→ **RECORD EXCERPTS**:
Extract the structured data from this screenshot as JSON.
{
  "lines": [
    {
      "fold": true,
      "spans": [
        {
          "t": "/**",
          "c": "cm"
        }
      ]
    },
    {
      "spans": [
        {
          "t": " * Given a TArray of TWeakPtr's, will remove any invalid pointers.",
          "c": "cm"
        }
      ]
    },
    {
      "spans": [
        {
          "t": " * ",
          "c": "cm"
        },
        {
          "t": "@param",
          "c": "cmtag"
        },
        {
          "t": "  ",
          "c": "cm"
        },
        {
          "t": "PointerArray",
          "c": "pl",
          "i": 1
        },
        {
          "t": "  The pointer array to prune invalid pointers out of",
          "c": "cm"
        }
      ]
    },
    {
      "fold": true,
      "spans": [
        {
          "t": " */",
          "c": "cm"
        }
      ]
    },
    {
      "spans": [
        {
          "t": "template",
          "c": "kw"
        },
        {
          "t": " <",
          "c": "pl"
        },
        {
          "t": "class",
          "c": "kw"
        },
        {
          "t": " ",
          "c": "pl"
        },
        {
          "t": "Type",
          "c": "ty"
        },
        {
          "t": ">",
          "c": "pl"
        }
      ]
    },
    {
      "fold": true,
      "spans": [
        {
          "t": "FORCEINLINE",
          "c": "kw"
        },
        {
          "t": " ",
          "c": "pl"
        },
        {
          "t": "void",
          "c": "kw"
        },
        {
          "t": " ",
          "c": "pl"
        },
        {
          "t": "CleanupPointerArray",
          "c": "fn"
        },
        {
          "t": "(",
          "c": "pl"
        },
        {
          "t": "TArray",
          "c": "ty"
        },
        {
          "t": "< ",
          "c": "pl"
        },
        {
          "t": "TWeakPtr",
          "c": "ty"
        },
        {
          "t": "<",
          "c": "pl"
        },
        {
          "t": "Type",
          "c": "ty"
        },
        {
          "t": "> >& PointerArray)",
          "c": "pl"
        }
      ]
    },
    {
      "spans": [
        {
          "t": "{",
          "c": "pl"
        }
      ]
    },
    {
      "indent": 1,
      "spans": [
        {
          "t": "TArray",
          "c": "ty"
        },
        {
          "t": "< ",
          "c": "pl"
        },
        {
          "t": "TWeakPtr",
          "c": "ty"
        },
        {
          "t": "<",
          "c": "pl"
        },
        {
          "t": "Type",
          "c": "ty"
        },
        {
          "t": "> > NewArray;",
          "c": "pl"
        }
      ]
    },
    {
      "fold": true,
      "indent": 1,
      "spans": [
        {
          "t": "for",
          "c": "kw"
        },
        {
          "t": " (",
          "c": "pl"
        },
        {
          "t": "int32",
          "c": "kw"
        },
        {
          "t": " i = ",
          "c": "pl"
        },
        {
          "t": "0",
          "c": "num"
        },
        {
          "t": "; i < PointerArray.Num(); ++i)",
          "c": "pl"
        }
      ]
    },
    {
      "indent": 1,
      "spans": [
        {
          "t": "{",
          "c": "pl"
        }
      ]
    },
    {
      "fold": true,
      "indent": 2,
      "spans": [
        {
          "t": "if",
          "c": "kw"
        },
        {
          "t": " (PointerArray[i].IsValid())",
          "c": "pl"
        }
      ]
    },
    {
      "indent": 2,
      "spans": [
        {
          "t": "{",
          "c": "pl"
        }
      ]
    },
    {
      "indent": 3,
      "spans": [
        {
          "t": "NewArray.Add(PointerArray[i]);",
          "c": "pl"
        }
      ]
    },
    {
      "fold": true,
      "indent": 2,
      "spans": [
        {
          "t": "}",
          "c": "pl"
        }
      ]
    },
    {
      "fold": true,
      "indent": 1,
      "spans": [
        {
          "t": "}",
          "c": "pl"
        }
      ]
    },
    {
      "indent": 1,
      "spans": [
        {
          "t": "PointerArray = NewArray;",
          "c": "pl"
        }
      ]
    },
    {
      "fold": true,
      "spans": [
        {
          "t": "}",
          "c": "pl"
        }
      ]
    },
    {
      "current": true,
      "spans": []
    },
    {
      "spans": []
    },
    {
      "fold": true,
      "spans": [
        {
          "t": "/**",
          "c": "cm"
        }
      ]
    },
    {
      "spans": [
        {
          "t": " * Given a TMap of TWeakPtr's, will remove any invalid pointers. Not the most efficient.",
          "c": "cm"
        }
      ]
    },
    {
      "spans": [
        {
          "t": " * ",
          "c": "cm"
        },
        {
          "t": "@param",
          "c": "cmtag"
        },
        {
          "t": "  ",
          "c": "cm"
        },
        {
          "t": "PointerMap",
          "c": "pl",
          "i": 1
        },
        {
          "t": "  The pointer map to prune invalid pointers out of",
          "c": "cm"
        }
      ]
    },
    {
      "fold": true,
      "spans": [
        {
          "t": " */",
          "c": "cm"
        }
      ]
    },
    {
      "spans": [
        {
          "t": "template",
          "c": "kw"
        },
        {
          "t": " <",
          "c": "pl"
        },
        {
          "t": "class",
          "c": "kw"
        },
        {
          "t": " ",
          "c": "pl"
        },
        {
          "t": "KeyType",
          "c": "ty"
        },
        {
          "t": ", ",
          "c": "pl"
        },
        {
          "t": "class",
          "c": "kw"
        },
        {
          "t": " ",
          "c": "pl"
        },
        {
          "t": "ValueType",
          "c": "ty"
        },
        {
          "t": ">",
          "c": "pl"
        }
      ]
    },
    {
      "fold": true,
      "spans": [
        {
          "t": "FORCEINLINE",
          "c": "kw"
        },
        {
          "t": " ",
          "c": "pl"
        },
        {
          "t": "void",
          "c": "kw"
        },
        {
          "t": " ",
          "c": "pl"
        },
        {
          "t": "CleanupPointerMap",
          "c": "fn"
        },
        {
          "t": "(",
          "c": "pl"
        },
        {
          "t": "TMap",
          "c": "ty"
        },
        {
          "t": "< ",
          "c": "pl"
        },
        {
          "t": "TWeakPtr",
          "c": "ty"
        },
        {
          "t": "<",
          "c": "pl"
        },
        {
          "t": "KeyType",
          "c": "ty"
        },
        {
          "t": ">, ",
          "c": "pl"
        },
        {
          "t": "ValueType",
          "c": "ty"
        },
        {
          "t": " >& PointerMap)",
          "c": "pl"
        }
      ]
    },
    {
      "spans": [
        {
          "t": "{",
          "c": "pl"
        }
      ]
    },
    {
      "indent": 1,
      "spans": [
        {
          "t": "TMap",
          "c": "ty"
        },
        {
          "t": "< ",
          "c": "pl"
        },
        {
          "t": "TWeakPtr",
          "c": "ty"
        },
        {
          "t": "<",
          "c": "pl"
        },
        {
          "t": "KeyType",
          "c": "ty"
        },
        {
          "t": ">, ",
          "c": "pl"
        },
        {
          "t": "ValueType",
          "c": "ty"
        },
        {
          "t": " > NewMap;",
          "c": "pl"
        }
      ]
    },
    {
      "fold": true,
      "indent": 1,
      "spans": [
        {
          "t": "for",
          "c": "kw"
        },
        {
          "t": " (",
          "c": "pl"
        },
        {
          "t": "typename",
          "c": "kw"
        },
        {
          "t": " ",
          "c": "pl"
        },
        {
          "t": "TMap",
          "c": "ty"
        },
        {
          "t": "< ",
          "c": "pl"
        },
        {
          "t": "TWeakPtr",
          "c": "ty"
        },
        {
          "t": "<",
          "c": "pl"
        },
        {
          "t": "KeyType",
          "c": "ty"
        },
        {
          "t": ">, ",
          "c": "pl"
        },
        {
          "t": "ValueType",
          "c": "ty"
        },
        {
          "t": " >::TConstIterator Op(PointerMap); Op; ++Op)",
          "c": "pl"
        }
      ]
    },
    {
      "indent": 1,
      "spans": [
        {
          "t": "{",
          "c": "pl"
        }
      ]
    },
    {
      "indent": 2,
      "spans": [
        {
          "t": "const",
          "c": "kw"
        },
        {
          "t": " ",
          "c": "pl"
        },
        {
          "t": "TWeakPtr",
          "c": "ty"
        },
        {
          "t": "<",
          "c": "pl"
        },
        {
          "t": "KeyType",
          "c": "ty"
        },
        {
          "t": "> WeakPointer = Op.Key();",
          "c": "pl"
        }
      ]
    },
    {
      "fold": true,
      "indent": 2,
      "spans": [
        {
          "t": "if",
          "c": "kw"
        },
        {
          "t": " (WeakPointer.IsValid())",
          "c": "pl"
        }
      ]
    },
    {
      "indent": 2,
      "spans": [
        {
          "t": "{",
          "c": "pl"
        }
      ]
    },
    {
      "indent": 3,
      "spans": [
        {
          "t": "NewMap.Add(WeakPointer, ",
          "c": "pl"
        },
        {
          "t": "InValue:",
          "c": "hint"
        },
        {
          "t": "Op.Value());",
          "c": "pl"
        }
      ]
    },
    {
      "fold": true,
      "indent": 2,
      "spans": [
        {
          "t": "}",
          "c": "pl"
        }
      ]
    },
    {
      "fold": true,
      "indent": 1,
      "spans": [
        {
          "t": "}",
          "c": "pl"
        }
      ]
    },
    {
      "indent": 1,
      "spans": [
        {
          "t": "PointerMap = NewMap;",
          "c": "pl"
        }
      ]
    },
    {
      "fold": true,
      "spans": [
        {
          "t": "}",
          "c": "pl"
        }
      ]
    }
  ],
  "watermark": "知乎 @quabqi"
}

→ **CHALLENGE**: Using the records above, pull out each line where the word "NewArray" occurs.

→ **EXERCISE RESPONSE**:
          "t": "> > NewArray;",
          "t": "NewArray.Add(PointerArray[i]);",
          "t": "PointerArray = NewArray;",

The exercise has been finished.